» **Data records**
++++++++++++++++++++

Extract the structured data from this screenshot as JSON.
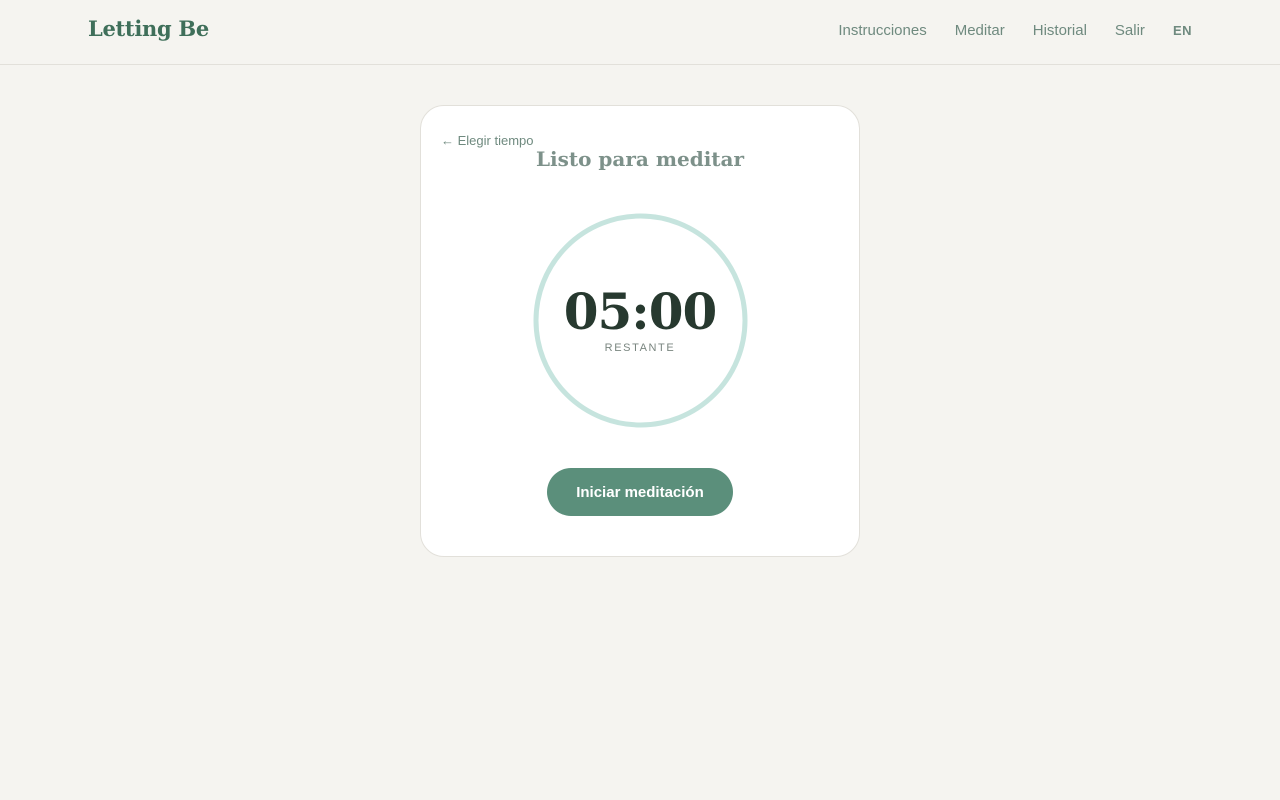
{
  "header": {
    "logo": "Letting Be",
    "nav": {
      "instructions": "Instrucciones",
      "meditate": "Meditar",
      "history": "Historial",
      "logout": "Salir",
      "language": "EN"
    }
  },
  "card": {
    "back_link": "← Elegir tiempo",
    "title": "Listo para meditar",
    "timer": {
      "time": "05:00",
      "label": "RESTANTE",
      "progress": 0
    },
    "start_button": "Iniciar meditación"
  },
  "colors": {
    "background": "#f5f4f0",
    "brand": "#3f6f5a",
    "button": "#5b8f7b",
    "ring": "#c6e4de",
    "time_text": "#27392f"
  }
}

++++++++++++++++++++

Transcribe every entry word for word, but skip the pictures.

» **The response**
Extract the structured data from this screenshot as JSON.
{
  "header": {
    "logo": "Letting Be",
    "nav": {
      "instructions": "Instrucciones",
      "meditate": "Meditar",
      "history": "Historial",
      "logout": "Salir",
      "language": "EN"
    }
  },
  "card": {
    "back_link": "← Elegir tiempo",
    "title": "Listo para meditar",
    "timer": {
      "time": "05:00",
      "label": "RESTANTE",
      "progress": 0
    },
    "start_button": "Iniciar meditación"
  },
  "colors": {
    "background": "#f5f4f0",
    "brand": "#3f6f5a",
    "button": "#5b8f7b",
    "ring": "#c6e4de",
    "time_text": "#27392f"
  }
}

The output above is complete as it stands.